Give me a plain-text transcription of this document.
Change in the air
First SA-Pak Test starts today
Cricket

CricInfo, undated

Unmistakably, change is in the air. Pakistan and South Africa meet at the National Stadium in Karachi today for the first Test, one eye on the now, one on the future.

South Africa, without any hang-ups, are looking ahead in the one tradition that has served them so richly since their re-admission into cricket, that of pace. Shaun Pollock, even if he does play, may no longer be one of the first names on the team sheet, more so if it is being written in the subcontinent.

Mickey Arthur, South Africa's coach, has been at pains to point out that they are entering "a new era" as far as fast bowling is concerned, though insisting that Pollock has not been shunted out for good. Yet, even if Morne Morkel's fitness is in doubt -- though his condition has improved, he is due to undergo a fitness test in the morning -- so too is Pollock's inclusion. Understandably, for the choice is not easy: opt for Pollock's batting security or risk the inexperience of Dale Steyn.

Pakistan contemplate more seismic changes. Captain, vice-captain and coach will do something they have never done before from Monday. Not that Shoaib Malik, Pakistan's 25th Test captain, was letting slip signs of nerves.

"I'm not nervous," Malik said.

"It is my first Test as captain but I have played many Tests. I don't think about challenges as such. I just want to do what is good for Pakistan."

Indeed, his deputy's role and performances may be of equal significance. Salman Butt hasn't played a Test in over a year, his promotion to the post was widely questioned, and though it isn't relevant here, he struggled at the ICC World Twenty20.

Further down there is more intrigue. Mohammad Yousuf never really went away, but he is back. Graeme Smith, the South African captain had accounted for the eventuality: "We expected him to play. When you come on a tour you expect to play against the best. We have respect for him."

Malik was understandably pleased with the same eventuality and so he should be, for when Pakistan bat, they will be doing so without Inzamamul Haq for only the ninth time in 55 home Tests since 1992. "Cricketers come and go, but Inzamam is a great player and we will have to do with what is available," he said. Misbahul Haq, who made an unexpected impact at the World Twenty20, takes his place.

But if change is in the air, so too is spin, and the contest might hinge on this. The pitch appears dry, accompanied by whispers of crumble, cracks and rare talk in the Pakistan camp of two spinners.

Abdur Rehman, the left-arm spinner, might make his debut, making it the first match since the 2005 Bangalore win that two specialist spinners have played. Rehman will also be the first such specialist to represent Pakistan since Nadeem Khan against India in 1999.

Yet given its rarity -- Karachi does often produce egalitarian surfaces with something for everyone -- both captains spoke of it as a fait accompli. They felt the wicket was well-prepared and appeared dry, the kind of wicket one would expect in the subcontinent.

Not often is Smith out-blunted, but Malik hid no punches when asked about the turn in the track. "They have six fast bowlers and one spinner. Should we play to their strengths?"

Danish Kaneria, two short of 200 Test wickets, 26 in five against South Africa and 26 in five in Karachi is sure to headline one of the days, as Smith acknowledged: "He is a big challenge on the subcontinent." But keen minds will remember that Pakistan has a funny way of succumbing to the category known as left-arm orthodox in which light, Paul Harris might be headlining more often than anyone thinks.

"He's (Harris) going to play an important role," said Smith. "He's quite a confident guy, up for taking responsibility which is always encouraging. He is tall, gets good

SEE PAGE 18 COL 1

**********

> _Task to carry out_: Using the entries above, return each line in which the word "about" occurs.

> _Result for this task_:
"It is my first Test as captain but I have played many Tests. I don't think about challenges as such. I just want to do what is good for Pakistan."
Not often is Smith out-blunted, but Malik hid no punches when asked about the turn in the track. "They have six fast bowlers and one spinner. Should we play to their strengths?"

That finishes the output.